TASK REQUIREMENTS:
The exercise asks you to copy every line below in which "除夕至初三休息" appears.

(Dataset entries)
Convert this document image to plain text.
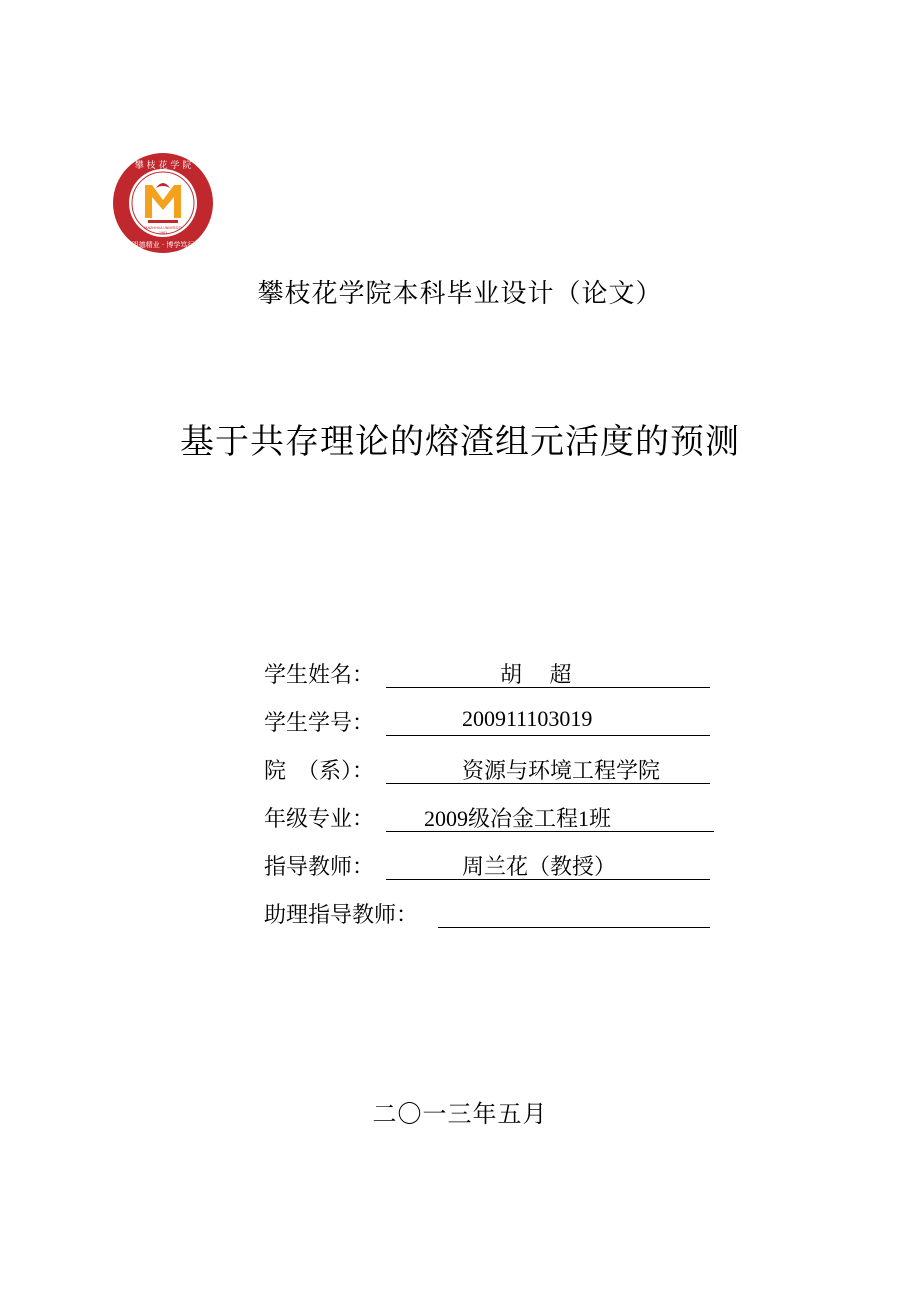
攀 枝 花 学 院
明德精业 · 博学笃行
PANZHIHUA UNIVERSITY
1983
攀枝花学院本科毕业设计（论文）
基于共存理论的熔渣组元活度的预测
学生姓名：	胡　 超
学生学号：	200911103019
院　（系）：	资源与环境工程学院
年级专业： 2009级冶金工程1班
指导教师：	周兰花（教授）
助理指导教师：
二〇一三年五月
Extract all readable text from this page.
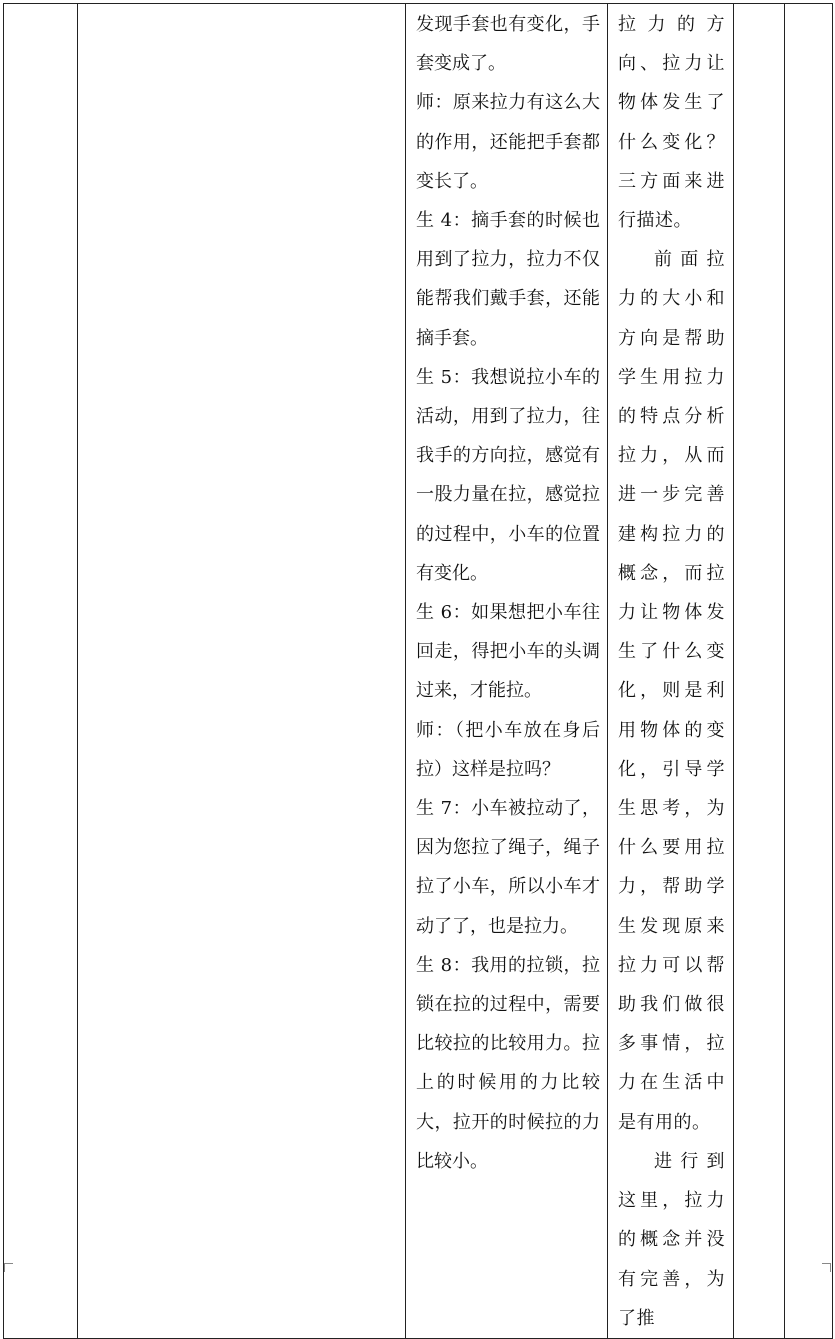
发现手套也有变化，手套变成了。
师：原来拉力有这么大的作用，还能把手套都变长了。
生 4：摘手套的时候也用到了拉力，拉力不仅能帮我们戴手套，还能摘手套。
生 5：我想说拉小车的活动，用到了拉力，往我手的方向拉，感觉有一股力量在拉，感觉拉的过程中，小车的位置有变化。
生 6：如果想把小车往回走，得把小车的头调过来，才能拉。
师：（把小车放在身后拉）这样是拉吗？
生 7：小车被拉动了，因为您拉了绳子，绳子拉了小车，所以小车才动了了，也是拉力。
生 8：我用的拉锁，拉锁在拉的过程中，需要比较拉的比较用力。拉上的时候用的力比较大，拉开的时候拉的力比较小。

拉力的方向、拉力让物体发生了什么变化？三方面来进行描述。
前面拉力的大小和方向是帮助学生用拉力的特点分析拉力，从而进一步完善建构拉力的概念，而拉力让物体发生了什么变化，则是利用物体的变化，引导学生思考，为什么要用拉力，帮助学生发现原来拉力可以帮助我们做很多事情，拉力在生活中是有用的。
进行到这里，拉力的概念并没有完善，为了推
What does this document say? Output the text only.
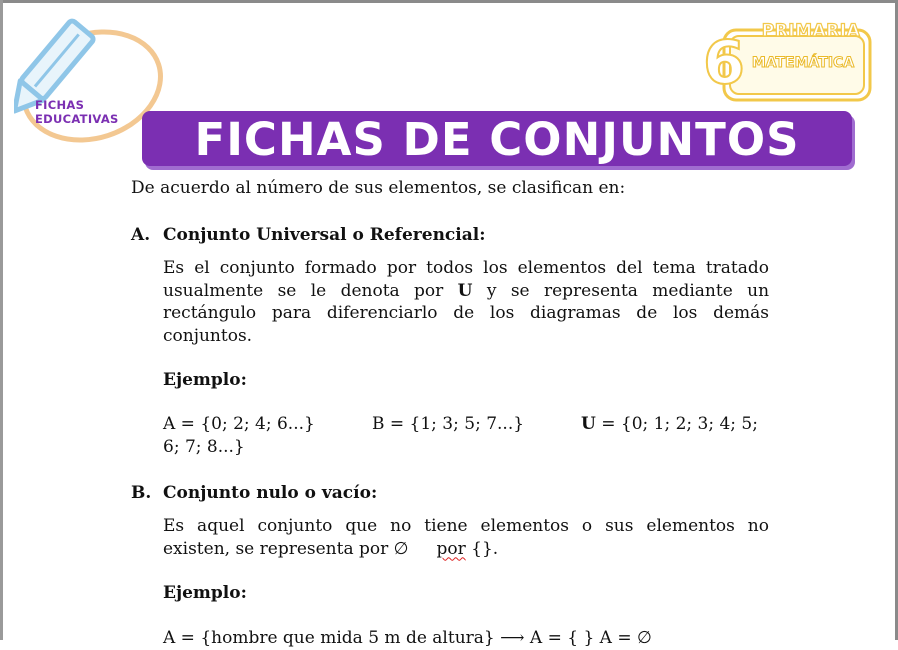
FICHAS
EDUCATIVAS
PRIMARIA
6 MATEMÁTICA
FICHAS DE CONJUNTOS
De acuerdo al número de sus elementos, se clasifican en:
A. Conjunto Universal o Referencial:
Es el conjunto formado por todos los elementos del tema tratado
usualmente se le denota por U y se representa mediante un
rectángulo para diferenciarlo de los diagramas de los demás
conjuntos.
Ejemplo:
A = {0; 2; 4; 6...}	B = {1; 3; 5; 7...}	U = {0; 1; 2; 3; 4; 5;
6; 7; 8...}
B. Conjunto nulo o vacío:
Es aquel conjunto que no tiene elementos o sus elementos no
existen, se representa por ∅ por {}.
Ejemplo:
A = {hombre que mida 5 m de altura} ⟶ A = { } A = ∅
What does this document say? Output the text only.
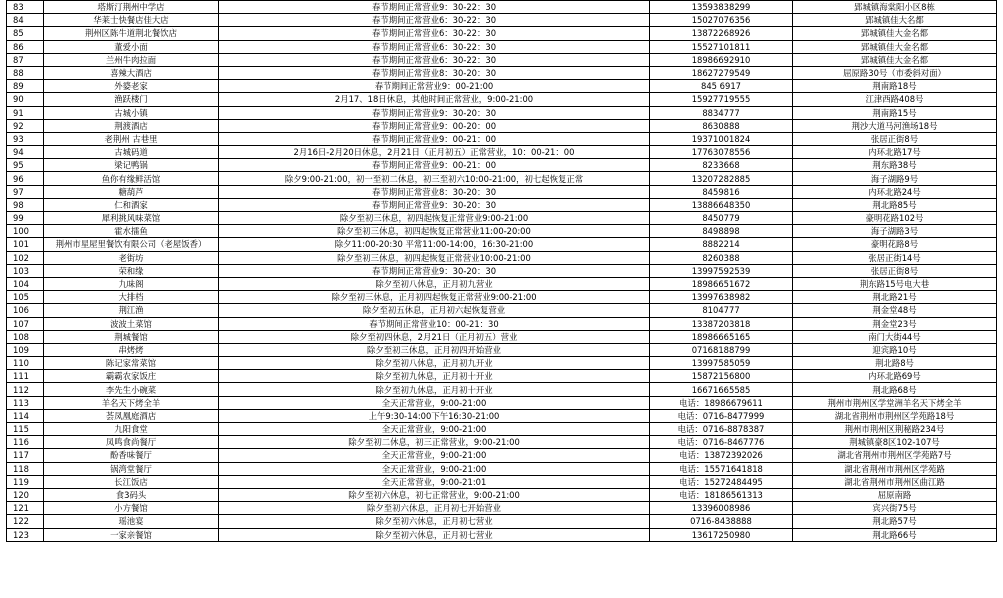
83	塔斯汀荆州中学店	春节期间正常营业9：30-22：30	13593838299	郢城镇海棠阳小区8栋
84	华莱士快餐店佳大店	春节期间正常营业6：30-22：30	15027076356	郢城镇佳大名都
85	荆州区陈牛道荆北餐饮店	春节期间正常营业6：30-22：30	13872268926	郢城镇佳大金名都
86	董爱小面	春节期间正常营业6：30-22：30	15527101811	郢城镇佳大金名都
87	兰州牛肉拉面	春节期间正常营业6：30-22：30	18986692910	郢城镇佳大金名都
88	喜辣大酒店	春节期间正常营业8：30-20：30	18627279549	屈原路30号（市委斜对面）
89	外婆老家	春节期间正常营业9：00-21:00	845 6917	荆南路18号
90	渔跃楼门	2月17、18日休息，其他时间正常营业，9:00-21:00	15927719555	江津西路408号
91	古城小镇	春节期间正常营业9：30-20：30	8834777	荆南路15号
92	荆渡酒店	春节期间正常营业9：00-20：00	8630888	荆沙大道马河渔场18号
93	老荆州 古巷里	春节期间正常营业9：00-21：00	19371001824	张居正街8号
94	古城码道	2月16日-2月20日休息，2月21日（正月初五）正常营业，10：00-21：00	17763078556	内环北路17号
95	梁记鸭锅	春节期间正常营业9：00-21：00	8233668	荆东路38号
96	鱼你有缘鲜活馆	除夕9:00-21:00，初一至初二休息，初三至初六10:00-21:00，初七起恢复正常	13207282885	海子湖路9号
97	糖葫芦	春节期间正常营业8：30-20：30	8459816	内环北路24号
98	仁和酒家	春节期间正常营业9：30-20：30	13886648350	荆北路85号
99	犀利挑风味菜馆	除夕至初三休息，初四起恢复正常营业9:00-21:00	8450779	豪明花路102号
100	霍水擂鱼	除夕至初三休息，初四起恢复正常营业11:00-20:00	8498898	海子湖路3号
101	荆州市星屋里餐饮有限公司（老屋饭香）	除夕11:00-20:30 平常11:00-14:00，16:30-21:00	8882214	豪明花路8号
102	老街坊	除夕至初三休息，初四起恢复正常营业10:00-21:00	8260388	张居正街14号
103	荣和缘	春节期间正常营业9：30-20：30	13997592539	张居正街8号
104	九味阁	除夕至初八休息，正月初九营业	18986651672	荆东路15号电大巷
105	大排档	除夕至初三休息，正月初四起恢复正常营业9:00-21:00	13997638982	荆北路21号
106	荆江渔	除夕至初五休息，正月初六起恢复营业	8104777	荆金堂48号
107	波波土菜馆	春节期间正常营业10：00-21：30	13387203818	荆金堂23号
108	荆城餐馆	除夕至初四休息，2月21日（正月初五）营业	18986665165	南门大街44号
109	串烤烤	除夕至初三休息，正月初四开始营业	07168188799	迎宾路10号
110	陈记家常菜馆	除夕至初八休息，正月初九开业	13997585059	荆北路8号
111	霸霸农家饭庄	除夕至初九休息，正月初十开业	15872156800	内环北路69号
112	李先生小碗菜	除夕至初九休息，正月初十开业	16671665585	荆北路68号
113	羊名天下烤全羊	全天正常营业，9:00-21:00	电话：18986679611	荆州市荆州区学堂洲羊名天下烤全羊
114	荟凤凰庭酒店	上午9:30-14:00下午16:30-21:00	电话：0716-8477999	湖北省荆州市荆州区学苑路18号
115	九阳食堂	全天正常营业，9:00-21:00	电话：0716-8878387	荆州市荆州区荆秘路234号
116	凤鸣食尚餐厅	除夕至初二休息，初三正常营业，9:00-21:00	电话：0716-8467776	荆城镇豪8区102-107号
117	酚香味餐厅	全天正常营业，9:00-21:00	电话：13872392026	湖北省荆州市荆州区学苑路7号
118	锅湾堂餐厅	全天正常营业，9:00-21:00	电话：15571641818	湖北省荆州市荆州区学苑路
119	长江饭店	全天正常营业，9:00-21:01	电话：15272484495	湖北省荆州市荆州区曲江路
120	食3码头	除夕至初六休息，初七正常营业，9:00-21:00	电话：18186561313	屈原南路
121	小方餐馆	除夕至初六休息，正月初七开始营业	13396008986	宾兴街75号
122	瑶池宴	除夕至初六休息，正月初七营业	0716-8438888	荆北路57号
123	一家亲餐馆	除夕至初六休息，正月初七营业	13617250980	荆北路66号
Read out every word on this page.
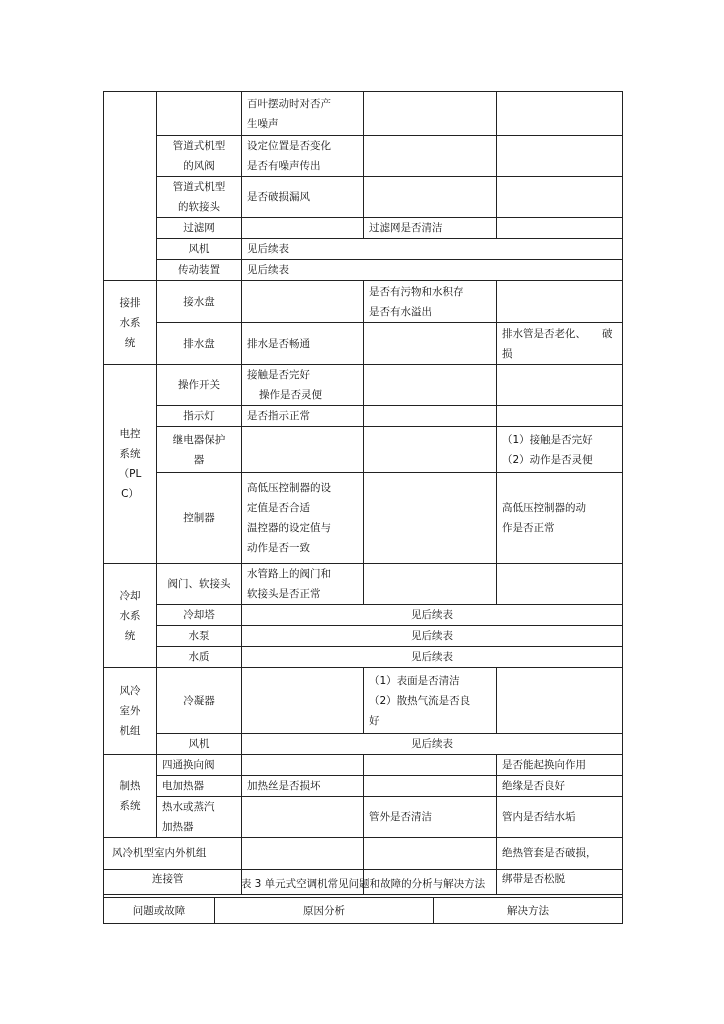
		百叶摆动时对否产
生噪声		

	管道式机型
的风阀	设定位置是否变化
是否有噪声传出		

	管道式机型
的软接头	是否破损漏风		
	过滤网		过滤网是否清洁	
	风机	见后续表		
	传动装置	见后续表		

接排
水系
统	接水盘		是否有污物和水积存
是否有水溢出	

	排水盘	排水是否畅通		排水管是否老化、 破
损

电控
系统
（PL
C）	操作开关	接触是否完好
操作是否灵便		

	指示灯	是否指示正常		

	继电器保护
器			（1）接触是否完好
（2）动作是否灵便

	控制器	高低压控制器的设
定值是否合适
温控器的设定值与
动作是否一致		高低压控制器的动
作是否正常

冷却
水系
统	阀门、软接头	水管路上的阀门和
软接头是否正常		

	冷却塔	见后续表		
	水泵	见后续表		
	水质	见后续表		

风冷
室外
机组	冷凝器		（1）表面是否清洁
（2）散热气流是否良
好	

	风机	见后续表		

制热
系统	四通换向阀			是否能起换向作用
	电加热器	加热丝是否损坏		绝缘是否良好

	热水或蒸汽
加热器		管外是否清洁	管内是否结水垢

风冷机型室内外机组
连接管				绝热管套是否破损，
绑带是否松脱
表 3 单元式空调机常见问题和故障的分析与解决方法
问题或故障	原因分析	解决方法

EXERCISE OUTPUT:
99	犀利挑风味菜馆	除夕至初三休息，初四起恢复正常营业9:00-21:00	8450779	豪明花路102号
100	霍水擂鱼	除夕至初三休息，初四起恢复正常营业11:00-20:00	8498898	海子湖路3号
102	老街坊	除夕至初三休息，初四起恢复正常营业10:00-21:00	8260388	张居正街14号
105	大排档	除夕至初三休息，正月初四起恢复正常营业9:00-21:00	13997638982	荆北路21号
109	串烤烤	除夕至初三休息，正月初四开始营业	07168188799	迎宾路10号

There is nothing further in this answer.